● PROBLEM STATEMENT:
The entries below are to be repeated exactly as they stand.

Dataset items
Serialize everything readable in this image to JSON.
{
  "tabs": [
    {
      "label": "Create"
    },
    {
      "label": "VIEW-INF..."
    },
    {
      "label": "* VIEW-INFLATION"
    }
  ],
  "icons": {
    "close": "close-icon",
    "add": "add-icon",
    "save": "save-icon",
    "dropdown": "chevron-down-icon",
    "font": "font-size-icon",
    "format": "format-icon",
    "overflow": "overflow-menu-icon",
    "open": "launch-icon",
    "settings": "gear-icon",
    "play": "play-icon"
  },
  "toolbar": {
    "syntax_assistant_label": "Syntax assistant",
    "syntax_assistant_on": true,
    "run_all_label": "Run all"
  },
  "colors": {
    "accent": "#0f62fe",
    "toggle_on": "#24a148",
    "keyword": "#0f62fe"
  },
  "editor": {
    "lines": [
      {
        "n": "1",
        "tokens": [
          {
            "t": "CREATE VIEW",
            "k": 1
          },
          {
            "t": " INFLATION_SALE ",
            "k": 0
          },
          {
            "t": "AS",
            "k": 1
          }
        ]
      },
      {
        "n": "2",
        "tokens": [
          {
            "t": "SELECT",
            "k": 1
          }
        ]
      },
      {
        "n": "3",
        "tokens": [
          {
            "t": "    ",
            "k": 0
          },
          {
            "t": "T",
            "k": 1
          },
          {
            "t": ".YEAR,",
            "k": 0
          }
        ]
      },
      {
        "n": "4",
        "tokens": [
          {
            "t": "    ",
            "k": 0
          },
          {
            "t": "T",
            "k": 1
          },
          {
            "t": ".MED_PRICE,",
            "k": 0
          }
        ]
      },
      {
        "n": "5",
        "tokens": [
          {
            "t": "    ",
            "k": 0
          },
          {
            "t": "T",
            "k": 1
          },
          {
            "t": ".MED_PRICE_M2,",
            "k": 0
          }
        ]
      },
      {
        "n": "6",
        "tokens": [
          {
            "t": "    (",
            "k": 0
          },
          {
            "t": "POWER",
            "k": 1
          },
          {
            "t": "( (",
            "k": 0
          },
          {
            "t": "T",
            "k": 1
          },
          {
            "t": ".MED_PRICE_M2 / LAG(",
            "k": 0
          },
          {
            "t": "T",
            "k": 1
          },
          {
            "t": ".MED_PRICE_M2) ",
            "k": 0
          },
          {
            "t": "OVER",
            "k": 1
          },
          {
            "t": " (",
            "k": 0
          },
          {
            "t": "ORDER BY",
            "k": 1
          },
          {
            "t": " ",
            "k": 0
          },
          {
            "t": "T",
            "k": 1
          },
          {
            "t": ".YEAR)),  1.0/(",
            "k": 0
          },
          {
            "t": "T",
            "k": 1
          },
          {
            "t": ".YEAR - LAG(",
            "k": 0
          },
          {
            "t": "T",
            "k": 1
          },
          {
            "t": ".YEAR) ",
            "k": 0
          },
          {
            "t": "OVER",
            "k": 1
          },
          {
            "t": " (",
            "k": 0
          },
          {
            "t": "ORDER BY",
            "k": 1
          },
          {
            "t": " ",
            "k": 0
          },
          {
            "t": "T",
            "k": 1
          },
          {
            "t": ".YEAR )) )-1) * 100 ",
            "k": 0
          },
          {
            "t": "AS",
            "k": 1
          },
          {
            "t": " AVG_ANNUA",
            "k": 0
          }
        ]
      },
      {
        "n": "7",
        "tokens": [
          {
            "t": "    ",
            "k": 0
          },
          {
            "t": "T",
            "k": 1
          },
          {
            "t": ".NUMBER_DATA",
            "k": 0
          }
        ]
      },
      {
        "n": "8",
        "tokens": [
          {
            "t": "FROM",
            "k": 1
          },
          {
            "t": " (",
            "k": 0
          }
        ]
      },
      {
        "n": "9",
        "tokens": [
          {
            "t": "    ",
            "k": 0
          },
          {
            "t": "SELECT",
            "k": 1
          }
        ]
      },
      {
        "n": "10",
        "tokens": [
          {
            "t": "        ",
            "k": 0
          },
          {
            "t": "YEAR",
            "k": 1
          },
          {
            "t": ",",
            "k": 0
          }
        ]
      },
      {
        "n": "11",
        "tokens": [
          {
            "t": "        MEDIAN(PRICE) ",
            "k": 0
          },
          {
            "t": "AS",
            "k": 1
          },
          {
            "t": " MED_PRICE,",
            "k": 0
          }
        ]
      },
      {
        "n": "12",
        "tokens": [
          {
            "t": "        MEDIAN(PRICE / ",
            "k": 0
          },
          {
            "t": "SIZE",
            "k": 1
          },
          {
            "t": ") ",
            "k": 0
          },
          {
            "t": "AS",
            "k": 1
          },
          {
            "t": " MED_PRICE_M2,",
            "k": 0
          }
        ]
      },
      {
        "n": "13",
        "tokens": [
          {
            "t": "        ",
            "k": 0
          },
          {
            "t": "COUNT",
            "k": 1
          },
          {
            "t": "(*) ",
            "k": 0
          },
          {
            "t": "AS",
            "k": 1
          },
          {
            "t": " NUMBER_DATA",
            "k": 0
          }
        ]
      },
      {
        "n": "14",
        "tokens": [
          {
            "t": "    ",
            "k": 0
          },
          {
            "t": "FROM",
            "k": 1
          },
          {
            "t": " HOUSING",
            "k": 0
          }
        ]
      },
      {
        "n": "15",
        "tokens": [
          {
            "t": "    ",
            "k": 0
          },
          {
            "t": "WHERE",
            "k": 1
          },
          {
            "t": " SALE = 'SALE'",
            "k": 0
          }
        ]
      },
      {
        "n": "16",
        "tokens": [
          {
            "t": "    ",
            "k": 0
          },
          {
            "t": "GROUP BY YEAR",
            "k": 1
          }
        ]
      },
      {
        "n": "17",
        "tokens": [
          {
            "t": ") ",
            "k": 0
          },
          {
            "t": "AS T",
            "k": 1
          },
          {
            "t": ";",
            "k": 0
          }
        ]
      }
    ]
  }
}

● COMPLETED TASK:
Serialize everything readable in this image to JSON.
{
  "tabs": [
    {
      "label": "Create"
    },
    {
      "label": "VIEW-INF..."
    },
    {
      "label": "* VIEW-INFLATION"
    }
  ],
  "icons": {
    "close": "close-icon",
    "add": "add-icon",
    "save": "save-icon",
    "dropdown": "chevron-down-icon",
    "font": "font-size-icon",
    "format": "format-icon",
    "overflow": "overflow-menu-icon",
    "open": "launch-icon",
    "settings": "gear-icon",
    "play": "play-icon"
  },
  "toolbar": {
    "syntax_assistant_label": "Syntax assistant",
    "syntax_assistant_on": true,
    "run_all_label": "Run all"
  },
  "colors": {
    "accent": "#0f62fe",
    "toggle_on": "#24a148",
    "keyword": "#0f62fe"
  },
  "editor": {
    "lines": [
      {
        "n": "1",
        "tokens": [
          {
            "t": "CREATE VIEW",
            "k": 1
          },
          {
            "t": " INFLATION_SALE ",
            "k": 0
          },
          {
            "t": "AS",
            "k": 1
          }
        ]
      },
      {
        "n": "2",
        "tokens": [
          {
            "t": "SELECT",
            "k": 1
          }
        ]
      },
      {
        "n": "3",
        "tokens": [
          {
            "t": "    ",
            "k": 0
          },
          {
            "t": "T",
            "k": 1
          },
          {
            "t": ".YEAR,",
            "k": 0
          }
        ]
      },
      {
        "n": "4",
        "tokens": [
          {
            "t": "    ",
            "k": 0
          },
          {
            "t": "T",
            "k": 1
          },
          {
            "t": ".MED_PRICE,",
            "k": 0
          }
        ]
      },
      {
        "n": "5",
        "tokens": [
          {
            "t": "    ",
            "k": 0
          },
          {
            "t": "T",
            "k": 1
          },
          {
            "t": ".MED_PRICE_M2,",
            "k": 0
          }
        ]
      },
      {
        "n": "6",
        "tokens": [
          {
            "t": "    (",
            "k": 0
          },
          {
            "t": "POWER",
            "k": 1
          },
          {
            "t": "( (",
            "k": 0
          },
          {
            "t": "T",
            "k": 1
          },
          {
            "t": ".MED_PRICE_M2 / LAG(",
            "k": 0
          },
          {
            "t": "T",
            "k": 1
          },
          {
            "t": ".MED_PRICE_M2) ",
            "k": 0
          },
          {
            "t": "OVER",
            "k": 1
          },
          {
            "t": " (",
            "k": 0
          },
          {
            "t": "ORDER BY",
            "k": 1
          },
          {
            "t": " ",
            "k": 0
          },
          {
            "t": "T",
            "k": 1
          },
          {
            "t": ".YEAR)),  1.0/(",
            "k": 0
          },
          {
            "t": "T",
            "k": 1
          },
          {
            "t": ".YEAR - LAG(",
            "k": 0
          },
          {
            "t": "T",
            "k": 1
          },
          {
            "t": ".YEAR) ",
            "k": 0
          },
          {
            "t": "OVER",
            "k": 1
          },
          {
            "t": " (",
            "k": 0
          },
          {
            "t": "ORDER BY",
            "k": 1
          },
          {
            "t": " ",
            "k": 0
          },
          {
            "t": "T",
            "k": 1
          },
          {
            "t": ".YEAR )) )-1) * 100 ",
            "k": 0
          },
          {
            "t": "AS",
            "k": 1
          },
          {
            "t": " AVG_ANNUA",
            "k": 0
          }
        ]
      },
      {
        "n": "7",
        "tokens": [
          {
            "t": "    ",
            "k": 0
          },
          {
            "t": "T",
            "k": 1
          },
          {
            "t": ".NUMBER_DATA",
            "k": 0
          }
        ]
      },
      {
        "n": "8",
        "tokens": [
          {
            "t": "FROM",
            "k": 1
          },
          {
            "t": " (",
            "k": 0
          }
        ]
      },
      {
        "n": "9",
        "tokens": [
          {
            "t": "    ",
            "k": 0
          },
          {
            "t": "SELECT",
            "k": 1
          }
        ]
      },
      {
        "n": "10",
        "tokens": [
          {
            "t": "        ",
            "k": 0
          },
          {
            "t": "YEAR",
            "k": 1
          },
          {
            "t": ",",
            "k": 0
          }
        ]
      },
      {
        "n": "11",
        "tokens": [
          {
            "t": "        MEDIAN(PRICE) ",
            "k": 0
          },
          {
            "t": "AS",
            "k": 1
          },
          {
            "t": " MED_PRICE,",
            "k": 0
          }
        ]
      },
      {
        "n": "12",
        "tokens": [
          {
            "t": "        MEDIAN(PRICE / ",
            "k": 0
          },
          {
            "t": "SIZE",
            "k": 1
          },
          {
            "t": ") ",
            "k": 0
          },
          {
            "t": "AS",
            "k": 1
          },
          {
            "t": " MED_PRICE_M2,",
            "k": 0
          }
        ]
      },
      {
        "n": "13",
        "tokens": [
          {
            "t": "        ",
            "k": 0
          },
          {
            "t": "COUNT",
            "k": 1
          },
          {
            "t": "(*) ",
            "k": 0
          },
          {
            "t": "AS",
            "k": 1
          },
          {
            "t": " NUMBER_DATA",
            "k": 0
          }
        ]
      },
      {
        "n": "14",
        "tokens": [
          {
            "t": "    ",
            "k": 0
          },
          {
            "t": "FROM",
            "k": 1
          },
          {
            "t": " HOUSING",
            "k": 0
          }
        ]
      },
      {
        "n": "15",
        "tokens": [
          {
            "t": "    ",
            "k": 0
          },
          {
            "t": "WHERE",
            "k": 1
          },
          {
            "t": " SALE = 'SALE'",
            "k": 0
          }
        ]
      },
      {
        "n": "16",
        "tokens": [
          {
            "t": "    ",
            "k": 0
          },
          {
            "t": "GROUP BY YEAR",
            "k": 1
          }
        ]
      },
      {
        "n": "17",
        "tokens": [
          {
            "t": ") ",
            "k": 0
          },
          {
            "t": "AS T",
            "k": 1
          },
          {
            "t": ";",
            "k": 0
          }
        ]
      }
    ]
  }
}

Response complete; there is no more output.